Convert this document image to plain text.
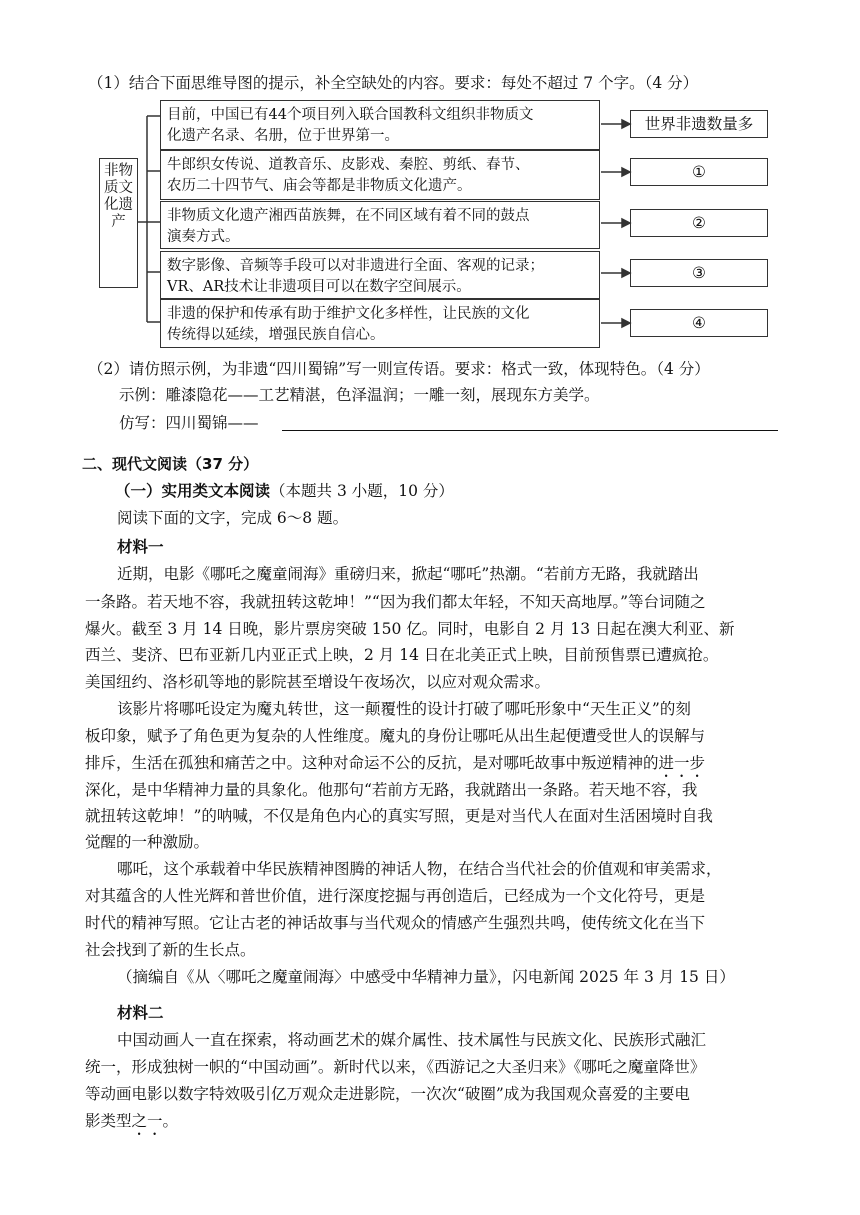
（1）结合下面思维导图的提示，补全空缺处的内容。要求：每处不超过 7 个字。（4 分）
非物质文化遗产
目前，中国已有44个项目列入联合国教科文组织非物质文
化遗产名录、名册，位于世界第一。
牛郎织女传说、道教音乐、皮影戏、秦腔、剪纸、春节、
农历二十四节气、庙会等都是非物质文化遗产。
非物质文化遗产湘西苗族舞，在不同区域有着不同的鼓点
演奏方式。
数字影像、音频等手段可以对非遗进行全面、客观的记录；
VR、AR技术让非遗项目可以在数字空间展示。
非遗的保护和传承有助于维护文化多样性，让民族的文化
传统得以延续，增强民族自信心。
世界非遗数量多
①
②
③
④
（2）请仿照示例，为非遗“四川蜀锦”写一则宣传语。要求：格式一致，体现特色。（4 分）
示例：雕漆隐花——工艺精湛，色泽温润；一雕一刻，展现东方美学。
仿写：四川蜀锦——
二、现代文阅读（37 分）
（一）实用类文本阅读（本题共 3 小题，10 分）
阅读下面的文字，完成 6～8 题。
材料一
近期，电影《哪吒之魔童闹海》重磅归来，掀起“哪吒”热潮。“若前方无路，我就踏出
一条路。若天地不容，我就扭转这乾坤！”“因为我们都太年轻，不知天高地厚。”等台词随之
爆火。截至 3 月 14 日晚，影片票房突破 150 亿。同时，电影自 2 月 13 日起在澳大利亚、新
西兰、斐济、巴布亚新几内亚正式上映，2 月 14 日在北美正式上映，目前预售票已遭疯抢。
美国纽约、洛杉矶等地的影院甚至增设午夜场次，以应对观众需求。
该影片将哪吒设定为魔丸转世，这一颠覆性的设计打破了哪吒形象中“天生正义”的刻
板印象，赋予了角色更为复杂的人性维度。魔丸的身份让哪吒从出生起便遭受世人的误解与
排斥，生活在孤独和痛苦之中。这种对命运不公的反抗，是对哪吒故事中叛逆精神的进一步
深化，是中华精神力量的具象化。他那句“若前方无路，我就踏出一条路。若天地不容，我
就扭转这乾坤！”的呐喊，不仅是角色内心的真实写照，更是对当代人在面对生活困境时自我
觉醒的一种激励。
哪吒，这个承载着中华民族精神图腾的神话人物，在结合当代社会的价值观和审美需求，
对其蕴含的人性光辉和普世价值，进行深度挖掘与再创造后，已经成为一个文化符号，更是
时代的精神写照。它让古老的神话故事与当代观众的情感产生强烈共鸣，使传统文化在当下
社会找到了新的生长点。
（摘编自《从〈哪吒之魔童闹海〉中感受中华精神力量》，闪电新闻 2025 年 3 月 15 日）
材料二
中国动画人一直在探索，将动画艺术的媒介属性、技术属性与民族文化、民族形式融汇
统一，形成独树一帜的“中国动画”。新时代以来，《西游记之大圣归来》《哪吒之魔童降世》
等动画电影以数字特效吸引亿万观众走进影院，一次次“破圈”成为我国观众喜爱的主要电
影类型之一。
::::::
TASK DESCRIPTION: Word for word, quote the full listing, omitting every picture.

OUTPUT:
Convert this document image to plain text.
（1）结合下面思维导图的提示，补全空缺处的内容。要求：每处不超过 7 个字。（4 分）
非物质文化遗产
目前，中国已有44个项目列入联合国教科文组织非物质文
化遗产名录、名册，位于世界第一。
牛郎织女传说、道教音乐、皮影戏、秦腔、剪纸、春节、
农历二十四节气、庙会等都是非物质文化遗产。
非物质文化遗产湘西苗族舞，在不同区域有着不同的鼓点
演奏方式。
数字影像、音频等手段可以对非遗进行全面、客观的记录；
VR、AR技术让非遗项目可以在数字空间展示。
非遗的保护和传承有助于维护文化多样性，让民族的文化
传统得以延续，增强民族自信心。
世界非遗数量多
①
②
③
④
（2）请仿照示例，为非遗“四川蜀锦”写一则宣传语。要求：格式一致，体现特色。（4 分）
示例：雕漆隐花——工艺精湛，色泽温润；一雕一刻，展现东方美学。
仿写：四川蜀锦——
二、现代文阅读（37 分）
（一）实用类文本阅读（本题共 3 小题，10 分）
阅读下面的文字，完成 6～8 题。
材料一
近期，电影《哪吒之魔童闹海》重磅归来，掀起“哪吒”热潮。“若前方无路，我就踏出
一条路。若天地不容，我就扭转这乾坤！”“因为我们都太年轻，不知天高地厚。”等台词随之
爆火。截至 3 月 14 日晚，影片票房突破 150 亿。同时，电影自 2 月 13 日起在澳大利亚、新
西兰、斐济、巴布亚新几内亚正式上映，2 月 14 日在北美正式上映，目前预售票已遭疯抢。
美国纽约、洛杉矶等地的影院甚至增设午夜场次，以应对观众需求。
该影片将哪吒设定为魔丸转世，这一颠覆性的设计打破了哪吒形象中“天生正义”的刻
板印象，赋予了角色更为复杂的人性维度。魔丸的身份让哪吒从出生起便遭受世人的误解与
排斥，生活在孤独和痛苦之中。这种对命运不公的反抗，是对哪吒故事中叛逆精神的进一步
深化，是中华精神力量的具象化。他那句“若前方无路，我就踏出一条路。若天地不容，我
就扭转这乾坤！”的呐喊，不仅是角色内心的真实写照，更是对当代人在面对生活困境时自我
觉醒的一种激励。
哪吒，这个承载着中华民族精神图腾的神话人物，在结合当代社会的价值观和审美需求，
对其蕴含的人性光辉和普世价值，进行深度挖掘与再创造后，已经成为一个文化符号，更是
时代的精神写照。它让古老的神话故事与当代观众的情感产生强烈共鸣，使传统文化在当下
社会找到了新的生长点。
（摘编自《从〈哪吒之魔童闹海〉中感受中华精神力量》，闪电新闻 2025 年 3 月 15 日）
材料二
中国动画人一直在探索，将动画艺术的媒介属性、技术属性与民族文化、民族形式融汇
统一，形成独树一帜的“中国动画”。新时代以来，《西游记之大圣归来》《哪吒之魔童降世》
等动画电影以数字特效吸引亿万观众走进影院，一次次“破圈”成为我国观众喜爱的主要电
影类型之一。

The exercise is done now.